TASK INSTRUCTIONS: Below is a set of records. Repeat all of them exactly.

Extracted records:
● ● ●

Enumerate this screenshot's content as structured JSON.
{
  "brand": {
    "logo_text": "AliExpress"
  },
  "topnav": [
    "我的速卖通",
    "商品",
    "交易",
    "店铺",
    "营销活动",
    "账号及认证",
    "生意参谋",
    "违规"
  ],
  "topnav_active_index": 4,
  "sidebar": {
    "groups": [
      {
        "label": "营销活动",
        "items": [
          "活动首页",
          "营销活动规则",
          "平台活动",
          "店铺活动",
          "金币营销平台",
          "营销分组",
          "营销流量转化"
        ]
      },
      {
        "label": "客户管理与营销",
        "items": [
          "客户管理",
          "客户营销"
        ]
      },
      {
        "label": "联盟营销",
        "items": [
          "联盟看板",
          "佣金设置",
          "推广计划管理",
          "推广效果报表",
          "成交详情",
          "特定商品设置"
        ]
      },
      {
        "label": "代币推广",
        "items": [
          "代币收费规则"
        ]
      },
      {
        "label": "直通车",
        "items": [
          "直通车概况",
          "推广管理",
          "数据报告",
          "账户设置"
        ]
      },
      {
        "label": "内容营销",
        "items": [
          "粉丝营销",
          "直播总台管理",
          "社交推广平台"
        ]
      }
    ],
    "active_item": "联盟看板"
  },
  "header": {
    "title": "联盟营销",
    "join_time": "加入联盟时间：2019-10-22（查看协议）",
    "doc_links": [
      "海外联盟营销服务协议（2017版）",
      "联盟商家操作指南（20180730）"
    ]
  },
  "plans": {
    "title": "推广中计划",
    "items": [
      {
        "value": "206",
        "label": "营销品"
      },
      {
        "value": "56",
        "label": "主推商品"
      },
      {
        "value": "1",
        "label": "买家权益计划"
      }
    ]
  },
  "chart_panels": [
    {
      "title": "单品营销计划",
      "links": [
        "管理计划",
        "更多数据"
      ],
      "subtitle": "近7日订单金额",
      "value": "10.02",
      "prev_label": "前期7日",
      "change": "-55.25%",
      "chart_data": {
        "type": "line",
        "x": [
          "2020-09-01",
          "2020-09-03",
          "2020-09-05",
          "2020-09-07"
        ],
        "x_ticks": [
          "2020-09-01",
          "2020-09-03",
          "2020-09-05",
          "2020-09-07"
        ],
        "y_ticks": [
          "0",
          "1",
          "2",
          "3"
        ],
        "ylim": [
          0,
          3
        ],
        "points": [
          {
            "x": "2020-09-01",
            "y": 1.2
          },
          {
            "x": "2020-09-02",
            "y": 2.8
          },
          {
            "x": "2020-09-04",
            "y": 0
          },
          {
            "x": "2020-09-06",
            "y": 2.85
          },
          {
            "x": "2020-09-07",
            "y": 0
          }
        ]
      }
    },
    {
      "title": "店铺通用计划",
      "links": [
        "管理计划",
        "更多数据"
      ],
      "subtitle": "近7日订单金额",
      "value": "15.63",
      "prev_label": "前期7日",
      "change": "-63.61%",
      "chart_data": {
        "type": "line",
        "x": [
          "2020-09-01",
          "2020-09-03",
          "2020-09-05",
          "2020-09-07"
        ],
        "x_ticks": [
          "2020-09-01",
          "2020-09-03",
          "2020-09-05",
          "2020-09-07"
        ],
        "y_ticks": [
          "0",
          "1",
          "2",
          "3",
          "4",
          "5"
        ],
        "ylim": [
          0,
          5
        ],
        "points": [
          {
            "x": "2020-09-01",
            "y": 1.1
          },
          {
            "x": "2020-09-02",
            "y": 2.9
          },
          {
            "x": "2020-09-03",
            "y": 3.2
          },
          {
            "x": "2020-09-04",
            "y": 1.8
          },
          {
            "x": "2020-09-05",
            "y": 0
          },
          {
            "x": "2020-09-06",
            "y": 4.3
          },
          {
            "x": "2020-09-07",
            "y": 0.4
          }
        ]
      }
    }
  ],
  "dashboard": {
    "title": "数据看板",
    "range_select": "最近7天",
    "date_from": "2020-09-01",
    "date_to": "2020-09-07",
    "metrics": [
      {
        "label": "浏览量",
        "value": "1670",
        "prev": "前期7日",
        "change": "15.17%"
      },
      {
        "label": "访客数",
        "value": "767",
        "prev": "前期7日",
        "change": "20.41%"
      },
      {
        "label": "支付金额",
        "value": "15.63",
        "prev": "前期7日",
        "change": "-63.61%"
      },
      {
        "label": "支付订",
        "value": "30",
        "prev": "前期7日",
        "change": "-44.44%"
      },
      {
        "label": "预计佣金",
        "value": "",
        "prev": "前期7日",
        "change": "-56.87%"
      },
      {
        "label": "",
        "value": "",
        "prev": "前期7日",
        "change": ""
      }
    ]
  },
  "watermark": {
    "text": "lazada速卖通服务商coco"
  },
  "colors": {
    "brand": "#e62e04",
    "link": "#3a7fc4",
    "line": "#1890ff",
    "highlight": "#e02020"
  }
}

● ● ●

WORKED ANSWER:
Enumerate this screenshot's content as structured JSON.
{
  "brand": {
    "logo_text": "AliExpress"
  },
  "topnav": [
    "我的速卖通",
    "商品",
    "交易",
    "店铺",
    "营销活动",
    "账号及认证",
    "生意参谋",
    "违规"
  ],
  "topnav_active_index": 4,
  "sidebar": {
    "groups": [
      {
        "label": "营销活动",
        "items": [
          "活动首页",
          "营销活动规则",
          "平台活动",
          "店铺活动",
          "金币营销平台",
          "营销分组",
          "营销流量转化"
        ]
      },
      {
        "label": "客户管理与营销",
        "items": [
          "客户管理",
          "客户营销"
        ]
      },
      {
        "label": "联盟营销",
        "items": [
          "联盟看板",
          "佣金设置",
          "推广计划管理",
          "推广效果报表",
          "成交详情",
          "特定商品设置"
        ]
      },
      {
        "label": "代币推广",
        "items": [
          "代币收费规则"
        ]
      },
      {
        "label": "直通车",
        "items": [
          "直通车概况",
          "推广管理",
          "数据报告",
          "账户设置"
        ]
      },
      {
        "label": "内容营销",
        "items": [
          "粉丝营销",
          "直播总台管理",
          "社交推广平台"
        ]
      }
    ],
    "active_item": "联盟看板"
  },
  "header": {
    "title": "联盟营销",
    "join_time": "加入联盟时间：2019-10-22（查看协议）",
    "doc_links": [
      "海外联盟营销服务协议（2017版）",
      "联盟商家操作指南（20180730）"
    ]
  },
  "plans": {
    "title": "推广中计划",
    "items": [
      {
        "value": "206",
        "label": "营销品"
      },
      {
        "value": "56",
        "label": "主推商品"
      },
      {
        "value": "1",
        "label": "买家权益计划"
      }
    ]
  },
  "chart_panels": [
    {
      "title": "单品营销计划",
      "links": [
        "管理计划",
        "更多数据"
      ],
      "subtitle": "近7日订单金额",
      "value": "10.02",
      "prev_label": "前期7日",
      "change": "-55.25%",
      "chart_data": {
        "type": "line",
        "x": [
          "2020-09-01",
          "2020-09-03",
          "2020-09-05",
          "2020-09-07"
        ],
        "x_ticks": [
          "2020-09-01",
          "2020-09-03",
          "2020-09-05",
          "2020-09-07"
        ],
        "y_ticks": [
          "0",
          "1",
          "2",
          "3"
        ],
        "ylim": [
          0,
          3
        ],
        "points": [
          {
            "x": "2020-09-01",
            "y": 1.2
          },
          {
            "x": "2020-09-02",
            "y": 2.8
          },
          {
            "x": "2020-09-04",
            "y": 0
          },
          {
            "x": "2020-09-06",
            "y": 2.85
          },
          {
            "x": "2020-09-07",
            "y": 0
          }
        ]
      }
    },
    {
      "title": "店铺通用计划",
      "links": [
        "管理计划",
        "更多数据"
      ],
      "subtitle": "近7日订单金额",
      "value": "15.63",
      "prev_label": "前期7日",
      "change": "-63.61%",
      "chart_data": {
        "type": "line",
        "x": [
          "2020-09-01",
          "2020-09-03",
          "2020-09-05",
          "2020-09-07"
        ],
        "x_ticks": [
          "2020-09-01",
          "2020-09-03",
          "2020-09-05",
          "2020-09-07"
        ],
        "y_ticks": [
          "0",
          "1",
          "2",
          "3",
          "4",
          "5"
        ],
        "ylim": [
          0,
          5
        ],
        "points": [
          {
            "x": "2020-09-01",
            "y": 1.1
          },
          {
            "x": "2020-09-02",
            "y": 2.9
          },
          {
            "x": "2020-09-03",
            "y": 3.2
          },
          {
            "x": "2020-09-04",
            "y": 1.8
          },
          {
            "x": "2020-09-05",
            "y": 0
          },
          {
            "x": "2020-09-06",
            "y": 4.3
          },
          {
            "x": "2020-09-07",
            "y": 0.4
          }
        ]
      }
    }
  ],
  "dashboard": {
    "title": "数据看板",
    "range_select": "最近7天",
    "date_from": "2020-09-01",
    "date_to": "2020-09-07",
    "metrics": [
      {
        "label": "浏览量",
        "value": "1670",
        "prev": "前期7日",
        "change": "15.17%"
      },
      {
        "label": "访客数",
        "value": "767",
        "prev": "前期7日",
        "change": "20.41%"
      },
      {
        "label": "支付金额",
        "value": "15.63",
        "prev": "前期7日",
        "change": "-63.61%"
      },
      {
        "label": "支付订",
        "value": "30",
        "prev": "前期7日",
        "change": "-44.44%"
      },
      {
        "label": "预计佣金",
        "value": "",
        "prev": "前期7日",
        "change": "-56.87%"
      },
      {
        "label": "",
        "value": "",
        "prev": "前期7日",
        "change": ""
      }
    ]
  },
  "watermark": {
    "text": "lazada速卖通服务商coco"
  },
  "colors": {
    "brand": "#e62e04",
    "link": "#3a7fc4",
    "line": "#1890ff",
    "highlight": "#e02020"
  }
}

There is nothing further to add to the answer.